**Stated goal**
Every line of the records below should be restated exactly.

**Records for this task**

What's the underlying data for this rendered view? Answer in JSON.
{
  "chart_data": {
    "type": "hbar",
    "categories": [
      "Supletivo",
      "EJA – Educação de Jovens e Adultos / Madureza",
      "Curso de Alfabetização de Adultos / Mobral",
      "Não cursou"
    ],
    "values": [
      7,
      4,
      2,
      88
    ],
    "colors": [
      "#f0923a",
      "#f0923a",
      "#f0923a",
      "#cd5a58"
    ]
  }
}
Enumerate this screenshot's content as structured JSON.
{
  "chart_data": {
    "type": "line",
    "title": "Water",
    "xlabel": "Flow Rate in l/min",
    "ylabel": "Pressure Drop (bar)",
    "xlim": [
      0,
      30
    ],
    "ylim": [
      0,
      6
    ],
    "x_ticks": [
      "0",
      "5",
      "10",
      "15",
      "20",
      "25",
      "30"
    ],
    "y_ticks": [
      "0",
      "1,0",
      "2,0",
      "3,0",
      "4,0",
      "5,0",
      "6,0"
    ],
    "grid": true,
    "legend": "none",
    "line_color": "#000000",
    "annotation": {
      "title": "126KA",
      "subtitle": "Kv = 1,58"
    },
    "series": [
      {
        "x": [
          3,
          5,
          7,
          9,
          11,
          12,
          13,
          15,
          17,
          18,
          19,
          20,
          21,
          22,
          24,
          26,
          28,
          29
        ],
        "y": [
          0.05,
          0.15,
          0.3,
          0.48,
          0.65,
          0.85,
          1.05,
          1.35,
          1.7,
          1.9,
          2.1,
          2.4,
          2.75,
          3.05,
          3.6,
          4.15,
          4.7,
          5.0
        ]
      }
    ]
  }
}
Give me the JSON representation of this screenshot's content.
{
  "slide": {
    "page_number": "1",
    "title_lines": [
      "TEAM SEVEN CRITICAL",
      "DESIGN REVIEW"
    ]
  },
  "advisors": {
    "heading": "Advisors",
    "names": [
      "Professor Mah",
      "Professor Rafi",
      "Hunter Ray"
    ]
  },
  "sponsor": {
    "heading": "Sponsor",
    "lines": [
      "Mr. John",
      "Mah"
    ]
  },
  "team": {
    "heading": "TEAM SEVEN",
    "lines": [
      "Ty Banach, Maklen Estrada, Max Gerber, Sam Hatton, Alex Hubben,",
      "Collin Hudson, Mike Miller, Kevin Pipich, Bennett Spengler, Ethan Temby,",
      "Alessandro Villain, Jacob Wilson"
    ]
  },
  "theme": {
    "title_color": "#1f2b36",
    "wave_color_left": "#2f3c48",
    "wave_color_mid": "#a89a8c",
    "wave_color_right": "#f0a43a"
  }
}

**Answer to the exercise**
What's the underlying data for this rendered view? Answer in JSON.
{
  "chart_data": {
    "type": "hbar",
    "categories": [
      "Supletivo",
      "EJA – Educação de Jovens e Adultos / Madureza",
      "Curso de Alfabetização de Adultos / Mobral",
      "Não cursou"
    ],
    "values": [
      7,
      4,
      2,
      88
    ],
    "colors": [
      "#f0923a",
      "#f0923a",
      "#f0923a",
      "#cd5a58"
    ]
  }
}
Enumerate this screenshot's content as structured JSON.
{
  "chart_data": {
    "type": "line",
    "title": "Water",
    "xlabel": "Flow Rate in l/min",
    "ylabel": "Pressure Drop (bar)",
    "xlim": [
      0,
      30
    ],
    "ylim": [
      0,
      6
    ],
    "x_ticks": [
      "0",
      "5",
      "10",
      "15",
      "20",
      "25",
      "30"
    ],
    "y_ticks": [
      "0",
      "1,0",
      "2,0",
      "3,0",
      "4,0",
      "5,0",
      "6,0"
    ],
    "grid": true,
    "legend": "none",
    "line_color": "#000000",
    "annotation": {
      "title": "126KA",
      "subtitle": "Kv = 1,58"
    },
    "series": [
      {
        "x": [
          3,
          5,
          7,
          9,
          11,
          12,
          13,
          15,
          17,
          18,
          19,
          20,
          21,
          22,
          24,
          26,
          28,
          29
        ],
        "y": [
          0.05,
          0.15,
          0.3,
          0.48,
          0.65,
          0.85,
          1.05,
          1.35,
          1.7,
          1.9,
          2.1,
          2.4,
          2.75,
          3.05,
          3.6,
          4.15,
          4.7,
          5.0
        ]
      }
    ]
  }
}
Give me the JSON representation of this screenshot's content.
{
  "slide": {
    "page_number": "1",
    "title_lines": [
      "TEAM SEVEN CRITICAL",
      "DESIGN REVIEW"
    ]
  },
  "advisors": {
    "heading": "Advisors",
    "names": [
      "Professor Mah",
      "Professor Rafi",
      "Hunter Ray"
    ]
  },
  "sponsor": {
    "heading": "Sponsor",
    "lines": [
      "Mr. John",
      "Mah"
    ]
  },
  "team": {
    "heading": "TEAM SEVEN",
    "lines": [
      "Ty Banach, Maklen Estrada, Max Gerber, Sam Hatton, Alex Hubben,",
      "Collin Hudson, Mike Miller, Kevin Pipich, Bennett Spengler, Ethan Temby,",
      "Alessandro Villain, Jacob Wilson"
    ]
  },
  "theme": {
    "title_color": "#1f2b36",
    "wave_color_left": "#2f3c48",
    "wave_color_mid": "#a89a8c",
    "wave_color_right": "#f0a43a"
  }
}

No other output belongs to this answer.